Exercise description: Reproduce the data below line for line, keeping every character unchanged.

Material for this task:
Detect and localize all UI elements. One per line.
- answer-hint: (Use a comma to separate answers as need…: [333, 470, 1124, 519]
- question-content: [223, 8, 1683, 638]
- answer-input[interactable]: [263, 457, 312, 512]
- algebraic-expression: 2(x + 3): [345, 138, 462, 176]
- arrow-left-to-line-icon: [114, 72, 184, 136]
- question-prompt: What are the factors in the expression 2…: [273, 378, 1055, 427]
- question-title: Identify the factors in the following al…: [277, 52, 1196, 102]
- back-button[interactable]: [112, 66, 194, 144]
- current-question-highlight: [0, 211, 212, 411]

Task output:
Detect and localize all UI elements. One per line.
- answer-hint: (Use a comma to separate answers as need…: [333, 470, 1124, 519]
- question-content: [223, 8, 1683, 638]
- answer-input[interactable]: [263, 457, 312, 512]
- algebraic-expression: 2(x + 3): [345, 138, 462, 176]
- arrow-left-to-line-icon: [114, 72, 184, 136]
- question-prompt: What are the factors in the expression 2…: [273, 378, 1055, 427]
- question-title: Identify the factors in the following al…: [277, 52, 1196, 102]
- back-button[interactable]: [112, 66, 194, 144]
- current-question-highlight: [0, 211, 212, 411]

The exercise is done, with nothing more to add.